--- Start ---
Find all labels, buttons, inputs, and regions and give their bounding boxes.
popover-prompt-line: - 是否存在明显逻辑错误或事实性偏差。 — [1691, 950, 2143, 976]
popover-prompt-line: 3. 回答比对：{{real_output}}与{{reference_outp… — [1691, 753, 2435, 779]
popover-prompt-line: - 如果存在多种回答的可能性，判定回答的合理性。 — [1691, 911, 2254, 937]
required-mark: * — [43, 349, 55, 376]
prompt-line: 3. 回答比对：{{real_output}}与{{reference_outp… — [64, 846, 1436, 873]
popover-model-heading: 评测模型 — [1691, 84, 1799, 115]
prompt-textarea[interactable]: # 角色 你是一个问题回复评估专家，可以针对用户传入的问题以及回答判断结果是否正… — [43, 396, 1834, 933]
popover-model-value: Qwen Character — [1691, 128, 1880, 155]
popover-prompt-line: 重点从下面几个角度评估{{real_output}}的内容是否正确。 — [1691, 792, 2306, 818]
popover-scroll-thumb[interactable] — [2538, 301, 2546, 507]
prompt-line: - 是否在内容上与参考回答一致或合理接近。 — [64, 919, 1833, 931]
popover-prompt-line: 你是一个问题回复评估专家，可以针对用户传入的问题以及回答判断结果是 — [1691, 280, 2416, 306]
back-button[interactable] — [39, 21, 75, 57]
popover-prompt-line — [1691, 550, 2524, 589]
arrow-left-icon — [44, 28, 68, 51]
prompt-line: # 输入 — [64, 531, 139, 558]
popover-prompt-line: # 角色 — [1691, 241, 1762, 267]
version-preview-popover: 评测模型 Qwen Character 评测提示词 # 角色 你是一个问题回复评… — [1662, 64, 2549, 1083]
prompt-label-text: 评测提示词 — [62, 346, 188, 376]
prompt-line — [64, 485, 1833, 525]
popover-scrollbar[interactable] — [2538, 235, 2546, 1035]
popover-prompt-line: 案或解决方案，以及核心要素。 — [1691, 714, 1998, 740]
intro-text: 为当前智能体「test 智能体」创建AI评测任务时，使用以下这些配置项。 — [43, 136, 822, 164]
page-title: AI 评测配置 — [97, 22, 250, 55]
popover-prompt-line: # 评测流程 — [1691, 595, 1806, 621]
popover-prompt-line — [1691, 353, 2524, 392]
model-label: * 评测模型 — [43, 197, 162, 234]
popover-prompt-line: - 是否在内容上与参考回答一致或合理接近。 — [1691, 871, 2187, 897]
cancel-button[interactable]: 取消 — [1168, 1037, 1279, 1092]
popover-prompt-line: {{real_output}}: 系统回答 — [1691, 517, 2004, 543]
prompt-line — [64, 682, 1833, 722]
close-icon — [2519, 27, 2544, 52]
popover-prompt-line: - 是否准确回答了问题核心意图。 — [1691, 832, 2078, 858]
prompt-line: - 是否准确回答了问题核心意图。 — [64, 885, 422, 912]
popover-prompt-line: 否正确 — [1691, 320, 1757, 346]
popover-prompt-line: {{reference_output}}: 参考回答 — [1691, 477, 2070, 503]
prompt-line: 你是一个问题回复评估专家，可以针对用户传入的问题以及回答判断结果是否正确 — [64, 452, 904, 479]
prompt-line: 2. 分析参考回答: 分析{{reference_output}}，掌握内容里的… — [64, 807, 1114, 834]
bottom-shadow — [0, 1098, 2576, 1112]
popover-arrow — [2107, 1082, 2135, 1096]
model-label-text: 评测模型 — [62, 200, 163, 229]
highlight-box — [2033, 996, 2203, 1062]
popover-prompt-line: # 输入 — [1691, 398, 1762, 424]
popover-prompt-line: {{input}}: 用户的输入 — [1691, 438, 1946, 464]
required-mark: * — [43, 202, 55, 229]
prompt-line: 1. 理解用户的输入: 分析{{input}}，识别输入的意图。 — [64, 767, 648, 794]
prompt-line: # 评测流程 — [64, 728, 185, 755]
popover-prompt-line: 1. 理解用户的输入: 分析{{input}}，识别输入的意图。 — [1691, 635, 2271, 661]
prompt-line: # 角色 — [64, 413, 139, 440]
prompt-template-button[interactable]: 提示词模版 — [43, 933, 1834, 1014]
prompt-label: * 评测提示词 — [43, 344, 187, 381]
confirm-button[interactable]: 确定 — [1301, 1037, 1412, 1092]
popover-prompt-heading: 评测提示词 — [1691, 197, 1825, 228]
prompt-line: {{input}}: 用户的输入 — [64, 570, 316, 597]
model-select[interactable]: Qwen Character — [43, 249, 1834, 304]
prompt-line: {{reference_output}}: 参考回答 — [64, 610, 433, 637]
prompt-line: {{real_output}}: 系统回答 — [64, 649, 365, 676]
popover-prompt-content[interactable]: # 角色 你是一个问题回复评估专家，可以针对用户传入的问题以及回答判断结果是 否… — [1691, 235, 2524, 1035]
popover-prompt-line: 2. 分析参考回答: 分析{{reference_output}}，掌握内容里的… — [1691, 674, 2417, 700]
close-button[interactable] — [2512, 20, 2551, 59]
--- End ---
▶ [Given problem]: Copy out all of the rows above verbatim, changing nothing.

▶ [The output]:
Find all labels, buttons, inputs, and regions and give their bounding boxes.
popover-prompt-line: - 是否存在明显逻辑错误或事实性偏差。 — [1691, 950, 2143, 976]
popover-prompt-line: 3. 回答比对：{{real_output}}与{{reference_outp… — [1691, 753, 2435, 779]
popover-prompt-line: - 如果存在多种回答的可能性，判定回答的合理性。 — [1691, 911, 2254, 937]
required-mark: * — [43, 349, 55, 376]
prompt-line: 3. 回答比对：{{real_output}}与{{reference_outp… — [64, 846, 1436, 873]
popover-model-heading: 评测模型 — [1691, 84, 1799, 115]
prompt-textarea[interactable]: # 角色 你是一个问题回复评估专家，可以针对用户传入的问题以及回答判断结果是否正… — [43, 396, 1834, 933]
popover-model-value: Qwen Character — [1691, 128, 1880, 155]
popover-prompt-line: 重点从下面几个角度评估{{real_output}}的内容是否正确。 — [1691, 792, 2306, 818]
popover-scroll-thumb[interactable] — [2538, 301, 2546, 507]
prompt-line: - 是否在内容上与参考回答一致或合理接近。 — [64, 919, 1833, 931]
popover-prompt-line: 你是一个问题回复评估专家，可以针对用户传入的问题以及回答判断结果是 — [1691, 280, 2416, 306]
back-button[interactable] — [39, 21, 75, 57]
popover-prompt-line — [1691, 550, 2524, 589]
arrow-left-icon — [44, 28, 68, 51]
prompt-line: # 输入 — [64, 531, 139, 558]
popover-prompt-line: # 角色 — [1691, 241, 1762, 267]
version-preview-popover: 评测模型 Qwen Character 评测提示词 # 角色 你是一个问题回复评… — [1662, 64, 2549, 1083]
prompt-label-text: 评测提示词 — [62, 346, 188, 376]
prompt-line — [64, 485, 1833, 525]
popover-scrollbar[interactable] — [2538, 235, 2546, 1035]
popover-prompt-line: 案或解决方案，以及核心要素。 — [1691, 714, 1998, 740]
intro-text: 为当前智能体「test 智能体」创建AI评测任务时，使用以下这些配置项。 — [43, 136, 822, 164]
page-title: AI 评测配置 — [97, 22, 250, 55]
popover-prompt-line: # 评测流程 — [1691, 595, 1806, 621]
popover-prompt-line — [1691, 353, 2524, 392]
model-label: * 评测模型 — [43, 197, 162, 234]
popover-prompt-line: - 是否在内容上与参考回答一致或合理接近。 — [1691, 871, 2187, 897]
cancel-button[interactable]: 取消 — [1168, 1037, 1279, 1092]
popover-prompt-line: {{real_output}}: 系统回答 — [1691, 517, 2004, 543]
prompt-line — [64, 682, 1833, 722]
close-icon — [2519, 27, 2544, 52]
popover-prompt-line: - 是否准确回答了问题核心意图。 — [1691, 832, 2078, 858]
prompt-line: - 是否准确回答了问题核心意图。 — [64, 885, 422, 912]
popover-prompt-line: 否正确 — [1691, 320, 1757, 346]
popover-prompt-line: {{reference_output}}: 参考回答 — [1691, 477, 2070, 503]
prompt-line: 你是一个问题回复评估专家，可以针对用户传入的问题以及回答判断结果是否正确 — [64, 452, 904, 479]
prompt-line: 2. 分析参考回答: 分析{{reference_output}}，掌握内容里的… — [64, 807, 1114, 834]
bottom-shadow — [0, 1098, 2576, 1112]
popover-arrow — [2107, 1082, 2135, 1096]
model-label-text: 评测模型 — [62, 200, 163, 229]
highlight-box — [2033, 996, 2203, 1062]
popover-prompt-line: # 输入 — [1691, 398, 1762, 424]
popover-prompt-line: {{input}}: 用户的输入 — [1691, 438, 1946, 464]
required-mark: * — [43, 202, 55, 229]
prompt-line: 1. 理解用户的输入: 分析{{input}}，识别输入的意图。 — [64, 767, 648, 794]
prompt-line: # 评测流程 — [64, 728, 185, 755]
popover-prompt-line: 1. 理解用户的输入: 分析{{input}}，识别输入的意图。 — [1691, 635, 2271, 661]
prompt-line: # 角色 — [64, 413, 139, 440]
prompt-template-button[interactable]: 提示词模版 — [43, 933, 1834, 1014]
prompt-label: * 评测提示词 — [43, 344, 187, 381]
confirm-button[interactable]: 确定 — [1301, 1037, 1412, 1092]
popover-prompt-heading: 评测提示词 — [1691, 197, 1825, 228]
prompt-line: {{input}}: 用户的输入 — [64, 570, 316, 597]
model-select[interactable]: Qwen Character — [43, 249, 1834, 304]
prompt-line: {{reference_output}}: 参考回答 — [64, 610, 433, 637]
prompt-line: {{real_output}}: 系统回答 — [64, 649, 365, 676]
popover-prompt-content[interactable]: # 角色 你是一个问题回复评估专家，可以针对用户传入的问题以及回答判断结果是 否… — [1691, 235, 2524, 1035]
popover-prompt-line: 2. 分析参考回答: 分析{{reference_output}}，掌握内容里的… — [1691, 674, 2417, 700]
close-button[interactable] — [2512, 20, 2551, 59]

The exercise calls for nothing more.